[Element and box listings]
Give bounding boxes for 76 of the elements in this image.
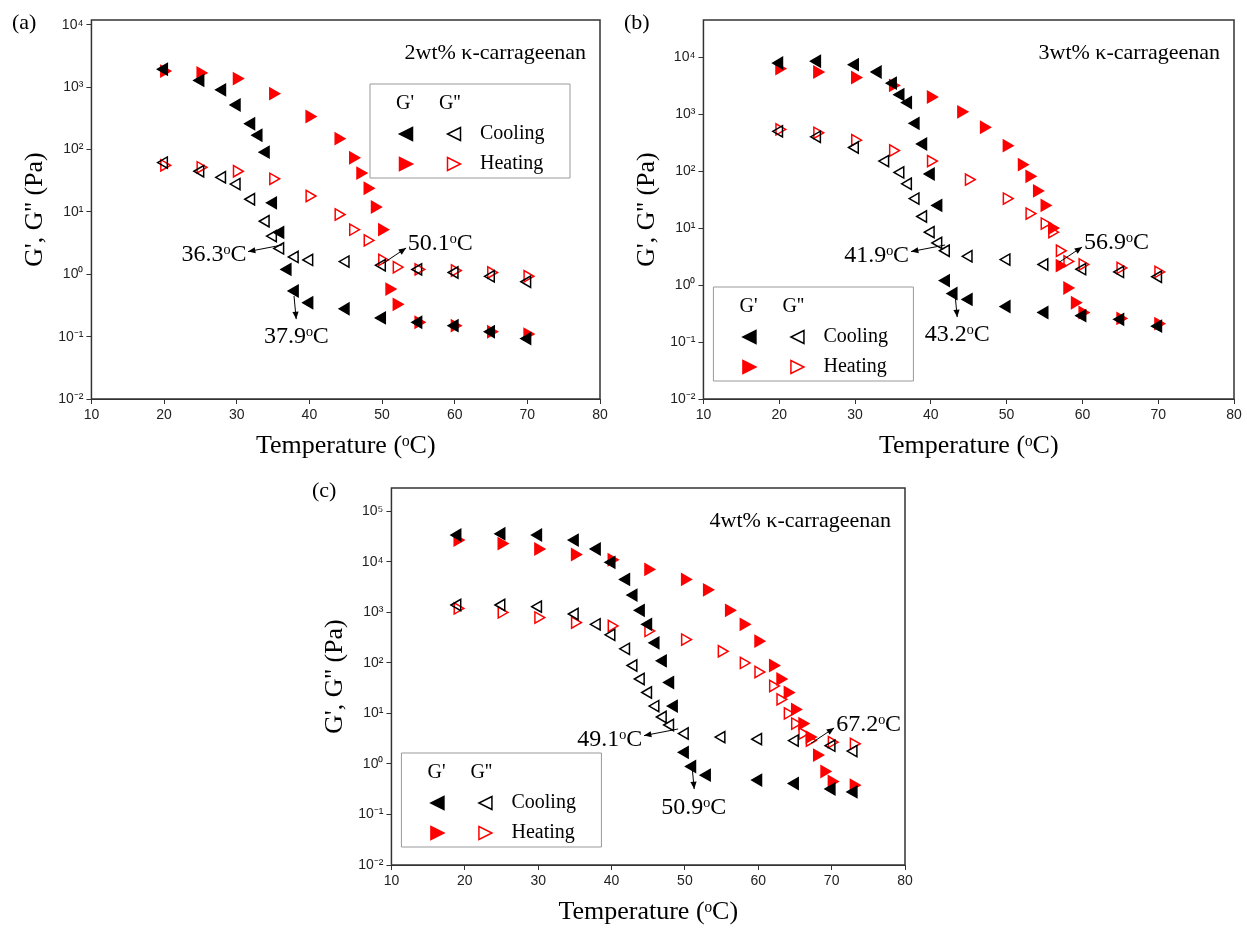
annotation: 49.1ᵒC	[577, 724, 643, 751]
y-tick-label: 10⁻¹	[58, 327, 84, 344]
x-tick-label: 60	[750, 872, 767, 889]
x-tick-label: 70	[823, 872, 840, 889]
y-axis-title: G', G'' (Pa)	[319, 619, 349, 734]
y-tick-label: 10¹	[675, 218, 696, 235]
annotation: 41.9ᵒC	[844, 241, 910, 268]
x-tick-label: 50	[677, 872, 693, 889]
y-tick-label: 10⁰	[362, 754, 384, 771]
y-tick-label: 10⁻¹	[670, 332, 696, 349]
legend-title: G' G''	[427, 760, 493, 783]
y-tick-label: 10¹	[363, 704, 384, 721]
x-axis-title: Temperature (ᵒC)	[255, 430, 436, 460]
x-tick-label: 10	[83, 406, 100, 423]
text: 3wt% κ-carrageenan	[1038, 38, 1220, 64]
y-tick-label: 10⁻²	[58, 389, 84, 406]
annotation: 43.2ᵒC	[924, 320, 990, 347]
x-tick-label: 60	[1074, 406, 1091, 423]
y-tick-label: 10⁴	[61, 15, 84, 32]
x-axis-title: Temperature (ᵒC)	[878, 430, 1059, 460]
y-tick-label: 10³	[675, 105, 696, 122]
y-tick-label: 10⁴	[361, 552, 384, 569]
text: (a)	[12, 8, 37, 34]
x-tick-label: 50	[998, 406, 1015, 423]
legend-title: G' G''	[739, 294, 805, 317]
y-tick-label: 10⁰	[674, 275, 696, 292]
y-axis-title: G', G'' (Pa)	[631, 152, 661, 267]
legend-label: Heating	[480, 151, 544, 175]
x-tick-label: 40	[301, 406, 318, 423]
text: (b)	[624, 8, 650, 34]
annotation: 56.9ᵒC	[1084, 228, 1149, 255]
x-tick-label: 20	[457, 872, 473, 889]
x-tick-label: 80	[1226, 406, 1242, 423]
legend-label: Cooling	[823, 324, 888, 348]
legend-label: Heating	[823, 354, 887, 378]
y-tick-label: 10⁴	[673, 48, 696, 65]
y-tick-label: 10⁻¹	[358, 805, 384, 822]
x-tick-label: 30	[530, 872, 547, 889]
x-tick-label: 40	[603, 872, 620, 889]
y-tick-label: 10³	[363, 603, 384, 620]
x-axis-title: Temperature (ᵒC)	[558, 896, 739, 926]
legend-title: G' G''	[396, 91, 461, 114]
annotation: 50.9ᵒC	[661, 792, 727, 819]
x-tick-label: 10	[695, 406, 712, 423]
legend-label: Heating	[511, 820, 575, 844]
y-tick-label: 10¹	[63, 202, 84, 219]
annotation: 37.9ᵒC	[263, 322, 329, 349]
y-tick-label: 10⁰	[62, 265, 84, 282]
text: 4wt% κ-carrageenan	[709, 506, 891, 532]
y-tick-label: 10²	[363, 653, 384, 670]
annotation: 36.3ᵒC	[181, 240, 247, 267]
x-tick-label: 80	[897, 872, 913, 889]
x-tick-label: 80	[592, 406, 608, 423]
x-tick-label: 20	[771, 406, 788, 423]
legend-label: Cooling	[480, 121, 545, 145]
x-tick-label: 70	[1150, 406, 1167, 423]
text: 2wt% κ-carrageenan	[404, 38, 586, 64]
x-tick-label: 70	[519, 406, 536, 423]
text: (c)	[312, 476, 337, 502]
y-tick-label: 10³	[63, 78, 84, 95]
x-tick-label: 60	[446, 406, 463, 423]
x-tick-label: 30	[847, 406, 864, 423]
x-tick-label: 10	[383, 872, 400, 889]
x-tick-label: 50	[374, 406, 391, 423]
y-tick-label: 10⁵	[362, 502, 384, 519]
y-tick-label: 10⁻²	[670, 389, 696, 406]
legend-label: Cooling	[511, 790, 576, 814]
x-tick-label: 40	[923, 406, 939, 423]
y-tick-label: 10²	[63, 140, 84, 157]
x-tick-label: 20	[156, 406, 173, 423]
x-tick-label: 30	[228, 406, 245, 423]
annotation: 67.2ᵒC	[836, 709, 902, 736]
y-axis-title: G', G'' (Pa)	[19, 152, 49, 267]
annotation: 50.1ᵒC	[407, 229, 473, 256]
y-tick-label: 10²	[675, 162, 696, 178]
y-tick-label: 10⁻²	[358, 855, 384, 872]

# Exercise:
Please arrange the lines starting at the one containing "724, 643, 751]" and ending at the one containing "754, 384, 771]" as a Markdown table with the columns No. and Line, skipping any blank lines.

# Task answer:
| No. | Line |
|---|---|
| 1 | annotation: 49.1ᵒC	[577, 724, 643, 751] |
| 2 | y-tick-label: 10⁻¹	[58, 327, 84, 344] |
| 3 | x-tick-label: 60	[750, 872, 767, 889] |
| 4 | x-tick-label: 70	[823, 872, 840, 889] |
| 5 | y-axis-title: G', G'' (Pa)	[319, 619, 349, 734] |
| 6 | y-tick-label: 10¹	[675, 218, 696, 235] |
| 7 | annotation: 41.9ᵒC	[844, 241, 910, 268] |
| 8 | x-tick-label: 50	[677, 872, 693, 889] |
| 9 | y-tick-label: 10⁰	[362, 754, 384, 771] |